··· Data records ···
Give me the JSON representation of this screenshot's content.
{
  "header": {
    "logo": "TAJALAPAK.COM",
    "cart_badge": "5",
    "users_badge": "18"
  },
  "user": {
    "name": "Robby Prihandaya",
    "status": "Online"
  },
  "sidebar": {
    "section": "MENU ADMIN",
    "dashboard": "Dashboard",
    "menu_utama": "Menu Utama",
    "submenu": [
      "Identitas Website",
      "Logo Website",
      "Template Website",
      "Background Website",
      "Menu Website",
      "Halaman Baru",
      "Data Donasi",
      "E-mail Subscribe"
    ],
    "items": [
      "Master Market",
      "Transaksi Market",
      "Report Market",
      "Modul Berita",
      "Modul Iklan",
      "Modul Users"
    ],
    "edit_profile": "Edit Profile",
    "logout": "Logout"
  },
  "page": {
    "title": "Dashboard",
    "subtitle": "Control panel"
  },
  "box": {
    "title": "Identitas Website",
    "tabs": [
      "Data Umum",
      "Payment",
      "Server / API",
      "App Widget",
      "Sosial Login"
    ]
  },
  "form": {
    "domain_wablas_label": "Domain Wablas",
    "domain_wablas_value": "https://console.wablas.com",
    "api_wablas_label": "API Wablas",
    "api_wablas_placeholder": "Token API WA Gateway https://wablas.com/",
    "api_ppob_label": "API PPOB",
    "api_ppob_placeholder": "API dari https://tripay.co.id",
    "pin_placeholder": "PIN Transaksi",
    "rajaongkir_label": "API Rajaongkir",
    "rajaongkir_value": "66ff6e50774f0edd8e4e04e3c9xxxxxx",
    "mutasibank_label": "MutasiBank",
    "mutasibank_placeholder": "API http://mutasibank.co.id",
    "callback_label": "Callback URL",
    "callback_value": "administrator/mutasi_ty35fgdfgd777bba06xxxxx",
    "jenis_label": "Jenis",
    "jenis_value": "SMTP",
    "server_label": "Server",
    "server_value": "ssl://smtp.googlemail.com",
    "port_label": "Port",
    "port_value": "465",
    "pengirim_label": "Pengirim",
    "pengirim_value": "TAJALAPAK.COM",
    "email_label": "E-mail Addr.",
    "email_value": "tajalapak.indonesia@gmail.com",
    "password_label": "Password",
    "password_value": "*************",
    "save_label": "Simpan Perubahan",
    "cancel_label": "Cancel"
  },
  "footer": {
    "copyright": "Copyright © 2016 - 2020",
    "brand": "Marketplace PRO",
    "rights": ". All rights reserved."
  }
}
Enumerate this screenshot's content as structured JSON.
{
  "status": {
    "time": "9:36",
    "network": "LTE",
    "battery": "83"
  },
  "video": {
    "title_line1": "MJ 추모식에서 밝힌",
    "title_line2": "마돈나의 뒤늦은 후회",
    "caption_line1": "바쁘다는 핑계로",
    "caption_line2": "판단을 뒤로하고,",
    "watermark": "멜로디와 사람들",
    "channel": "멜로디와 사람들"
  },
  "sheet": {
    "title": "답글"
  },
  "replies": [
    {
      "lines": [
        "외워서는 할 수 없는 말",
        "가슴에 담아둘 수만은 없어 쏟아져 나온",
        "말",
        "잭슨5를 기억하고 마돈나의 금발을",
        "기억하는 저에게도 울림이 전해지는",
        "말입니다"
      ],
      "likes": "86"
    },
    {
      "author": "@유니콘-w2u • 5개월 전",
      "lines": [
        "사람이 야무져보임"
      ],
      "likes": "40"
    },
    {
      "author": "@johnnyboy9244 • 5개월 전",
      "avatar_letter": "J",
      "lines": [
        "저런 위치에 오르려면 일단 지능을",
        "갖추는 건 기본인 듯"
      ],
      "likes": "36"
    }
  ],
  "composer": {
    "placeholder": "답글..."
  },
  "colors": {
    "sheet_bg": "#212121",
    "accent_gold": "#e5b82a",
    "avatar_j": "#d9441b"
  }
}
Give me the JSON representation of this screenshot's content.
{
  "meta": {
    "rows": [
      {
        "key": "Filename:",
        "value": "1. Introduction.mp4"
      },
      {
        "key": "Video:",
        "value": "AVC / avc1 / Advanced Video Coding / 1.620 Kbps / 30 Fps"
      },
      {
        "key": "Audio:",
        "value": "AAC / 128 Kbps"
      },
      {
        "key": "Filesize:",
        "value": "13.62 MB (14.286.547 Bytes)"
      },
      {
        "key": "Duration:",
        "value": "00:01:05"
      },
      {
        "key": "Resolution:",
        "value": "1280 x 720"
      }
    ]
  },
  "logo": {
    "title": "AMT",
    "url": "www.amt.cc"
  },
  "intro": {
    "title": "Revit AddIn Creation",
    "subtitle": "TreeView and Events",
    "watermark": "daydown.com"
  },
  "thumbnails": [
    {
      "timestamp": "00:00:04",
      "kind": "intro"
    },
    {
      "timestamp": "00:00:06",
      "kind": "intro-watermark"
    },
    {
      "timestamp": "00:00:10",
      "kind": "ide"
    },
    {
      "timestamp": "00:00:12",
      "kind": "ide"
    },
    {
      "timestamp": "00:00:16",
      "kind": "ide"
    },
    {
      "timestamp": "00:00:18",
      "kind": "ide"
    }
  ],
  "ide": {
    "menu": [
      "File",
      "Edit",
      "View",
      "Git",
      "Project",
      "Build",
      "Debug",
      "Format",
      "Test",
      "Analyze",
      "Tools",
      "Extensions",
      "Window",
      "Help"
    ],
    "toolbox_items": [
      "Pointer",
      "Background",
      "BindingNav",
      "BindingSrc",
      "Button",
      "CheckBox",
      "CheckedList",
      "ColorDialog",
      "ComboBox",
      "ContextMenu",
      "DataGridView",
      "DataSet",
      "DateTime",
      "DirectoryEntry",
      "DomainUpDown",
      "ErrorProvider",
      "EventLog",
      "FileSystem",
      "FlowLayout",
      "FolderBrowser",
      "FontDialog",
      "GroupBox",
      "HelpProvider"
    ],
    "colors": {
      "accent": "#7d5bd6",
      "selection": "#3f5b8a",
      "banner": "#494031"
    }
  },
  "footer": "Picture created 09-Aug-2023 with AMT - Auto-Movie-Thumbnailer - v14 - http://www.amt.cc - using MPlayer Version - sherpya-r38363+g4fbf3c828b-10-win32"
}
···
* What this task involves
Extract the data exactly as given.

* Result of this task
Give me the JSON representation of this screenshot's content.
{
  "header": {
    "logo": "TAJALAPAK.COM",
    "cart_badge": "5",
    "users_badge": "18"
  },
  "user": {
    "name": "Robby Prihandaya",
    "status": "Online"
  },
  "sidebar": {
    "section": "MENU ADMIN",
    "dashboard": "Dashboard",
    "menu_utama": "Menu Utama",
    "submenu": [
      "Identitas Website",
      "Logo Website",
      "Template Website",
      "Background Website",
      "Menu Website",
      "Halaman Baru",
      "Data Donasi",
      "E-mail Subscribe"
    ],
    "items": [
      "Master Market",
      "Transaksi Market",
      "Report Market",
      "Modul Berita",
      "Modul Iklan",
      "Modul Users"
    ],
    "edit_profile": "Edit Profile",
    "logout": "Logout"
  },
  "page": {
    "title": "Dashboard",
    "subtitle": "Control panel"
  },
  "box": {
    "title": "Identitas Website",
    "tabs": [
      "Data Umum",
      "Payment",
      "Server / API",
      "App Widget",
      "Sosial Login"
    ]
  },
  "form": {
    "domain_wablas_label": "Domain Wablas",
    "domain_wablas_value": "https://console.wablas.com",
    "api_wablas_label": "API Wablas",
    "api_wablas_placeholder": "Token API WA Gateway https://wablas.com/",
    "api_ppob_label": "API PPOB",
    "api_ppob_placeholder": "API dari https://tripay.co.id",
    "pin_placeholder": "PIN Transaksi",
    "rajaongkir_label": "API Rajaongkir",
    "rajaongkir_value": "66ff6e50774f0edd8e4e04e3c9xxxxxx",
    "mutasibank_label": "MutasiBank",
    "mutasibank_placeholder": "API http://mutasibank.co.id",
    "callback_label": "Callback URL",
    "callback_value": "administrator/mutasi_ty35fgdfgd777bba06xxxxx",
    "jenis_label": "Jenis",
    "jenis_value": "SMTP",
    "server_label": "Server",
    "server_value": "ssl://smtp.googlemail.com",
    "port_label": "Port",
    "port_value": "465",
    "pengirim_label": "Pengirim",
    "pengirim_value": "TAJALAPAK.COM",
    "email_label": "E-mail Addr.",
    "email_value": "tajalapak.indonesia@gmail.com",
    "password_label": "Password",
    "password_value": "*************",
    "save_label": "Simpan Perubahan",
    "cancel_label": "Cancel"
  },
  "footer": {
    "copyright": "Copyright © 2016 - 2020",
    "brand": "Marketplace PRO",
    "rights": ". All rights reserved."
  }
}
Enumerate this screenshot's content as structured JSON.
{
  "status": {
    "time": "9:36",
    "network": "LTE",
    "battery": "83"
  },
  "video": {
    "title_line1": "MJ 추모식에서 밝힌",
    "title_line2": "마돈나의 뒤늦은 후회",
    "caption_line1": "바쁘다는 핑계로",
    "caption_line2": "판단을 뒤로하고,",
    "watermark": "멜로디와 사람들",
    "channel": "멜로디와 사람들"
  },
  "sheet": {
    "title": "답글"
  },
  "replies": [
    {
      "lines": [
        "외워서는 할 수 없는 말",
        "가슴에 담아둘 수만은 없어 쏟아져 나온",
        "말",
        "잭슨5를 기억하고 마돈나의 금발을",
        "기억하는 저에게도 울림이 전해지는",
        "말입니다"
      ],
      "likes": "86"
    },
    {
      "author": "@유니콘-w2u • 5개월 전",
      "lines": [
        "사람이 야무져보임"
      ],
      "likes": "40"
    },
    {
      "author": "@johnnyboy9244 • 5개월 전",
      "avatar_letter": "J",
      "lines": [
        "저런 위치에 오르려면 일단 지능을",
        "갖추는 건 기본인 듯"
      ],
      "likes": "36"
    }
  ],
  "composer": {
    "placeholder": "답글..."
  },
  "colors": {
    "sheet_bg": "#212121",
    "accent_gold": "#e5b82a",
    "avatar_j": "#d9441b"
  }
}
Give me the JSON representation of this screenshot's content.
{
  "meta": {
    "rows": [
      {
        "key": "Filename:",
        "value": "1. Introduction.mp4"
      },
      {
        "key": "Video:",
        "value": "AVC / avc1 / Advanced Video Coding / 1.620 Kbps / 30 Fps"
      },
      {
        "key": "Audio:",
        "value": "AAC / 128 Kbps"
      },
      {
        "key": "Filesize:",
        "value": "13.62 MB (14.286.547 Bytes)"
      },
      {
        "key": "Duration:",
        "value": "00:01:05"
      },
      {
        "key": "Resolution:",
        "value": "1280 x 720"
      }
    ]
  },
  "logo": {
    "title": "AMT",
    "url": "www.amt.cc"
  },
  "intro": {
    "title": "Revit AddIn Creation",
    "subtitle": "TreeView and Events",
    "watermark": "daydown.com"
  },
  "thumbnails": [
    {
      "timestamp": "00:00:04",
      "kind": "intro"
    },
    {
      "timestamp": "00:00:06",
      "kind": "intro-watermark"
    },
    {
      "timestamp": "00:00:10",
      "kind": "ide"
    },
    {
      "timestamp": "00:00:12",
      "kind": "ide"
    },
    {
      "timestamp": "00:00:16",
      "kind": "ide"
    },
    {
      "timestamp": "00:00:18",
      "kind": "ide"
    }
  ],
  "ide": {
    "menu": [
      "File",
      "Edit",
      "View",
      "Git",
      "Project",
      "Build",
      "Debug",
      "Format",
      "Test",
      "Analyze",
      "Tools",
      "Extensions",
      "Window",
      "Help"
    ],
    "toolbox_items": [
      "Pointer",
      "Background",
      "BindingNav",
      "BindingSrc",
      "Button",
      "CheckBox",
      "CheckedList",
      "ColorDialog",
      "ComboBox",
      "ContextMenu",
      "DataGridView",
      "DataSet",
      "DateTime",
      "DirectoryEntry",
      "DomainUpDown",
      "ErrorProvider",
      "EventLog",
      "FileSystem",
      "FlowLayout",
      "FolderBrowser",
      "FontDialog",
      "GroupBox",
      "HelpProvider"
    ],
    "colors": {
      "accent": "#7d5bd6",
      "selection": "#3f5b8a",
      "banner": "#494031"
    }
  },
  "footer": "Picture created 09-Aug-2023 with AMT - Auto-Movie-Thumbnailer - v14 - http://www.amt.cc - using MPlayer Version - sherpya-r38363+g4fbf3c828b-10-win32"
}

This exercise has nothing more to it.